Objective:
Each line that holds the word "рассмотрения" counts once; give the total number of such lines and nothing else.

Supplied entries:
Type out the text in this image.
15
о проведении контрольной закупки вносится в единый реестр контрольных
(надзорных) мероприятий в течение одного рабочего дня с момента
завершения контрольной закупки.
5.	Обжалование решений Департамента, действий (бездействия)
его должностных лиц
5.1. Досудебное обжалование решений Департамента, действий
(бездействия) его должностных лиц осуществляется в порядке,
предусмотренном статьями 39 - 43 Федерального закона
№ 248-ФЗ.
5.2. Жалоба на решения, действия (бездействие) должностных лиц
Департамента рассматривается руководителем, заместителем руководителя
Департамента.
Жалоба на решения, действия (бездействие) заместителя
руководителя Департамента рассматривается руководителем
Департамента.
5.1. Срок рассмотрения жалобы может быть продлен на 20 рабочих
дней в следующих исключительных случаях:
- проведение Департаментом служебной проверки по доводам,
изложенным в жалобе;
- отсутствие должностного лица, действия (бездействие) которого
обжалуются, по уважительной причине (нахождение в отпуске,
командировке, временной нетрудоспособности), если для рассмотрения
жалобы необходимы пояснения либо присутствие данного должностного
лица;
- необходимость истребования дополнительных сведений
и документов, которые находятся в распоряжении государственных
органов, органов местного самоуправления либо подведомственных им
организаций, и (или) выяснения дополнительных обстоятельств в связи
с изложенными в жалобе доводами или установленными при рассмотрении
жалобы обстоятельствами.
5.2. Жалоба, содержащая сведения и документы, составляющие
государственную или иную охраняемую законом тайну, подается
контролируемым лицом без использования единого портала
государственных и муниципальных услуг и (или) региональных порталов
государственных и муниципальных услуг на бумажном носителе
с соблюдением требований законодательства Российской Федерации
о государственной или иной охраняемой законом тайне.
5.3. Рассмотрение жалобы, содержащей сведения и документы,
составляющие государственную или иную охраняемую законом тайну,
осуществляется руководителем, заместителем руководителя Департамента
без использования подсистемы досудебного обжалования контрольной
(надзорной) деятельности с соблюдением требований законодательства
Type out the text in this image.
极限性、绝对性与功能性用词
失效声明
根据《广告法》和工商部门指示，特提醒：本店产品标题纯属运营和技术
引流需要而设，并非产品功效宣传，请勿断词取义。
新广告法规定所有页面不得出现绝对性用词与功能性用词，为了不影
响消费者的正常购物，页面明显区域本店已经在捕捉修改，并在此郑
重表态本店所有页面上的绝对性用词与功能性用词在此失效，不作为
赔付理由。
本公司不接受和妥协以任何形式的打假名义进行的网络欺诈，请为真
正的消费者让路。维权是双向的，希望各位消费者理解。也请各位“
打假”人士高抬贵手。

Finished task:
2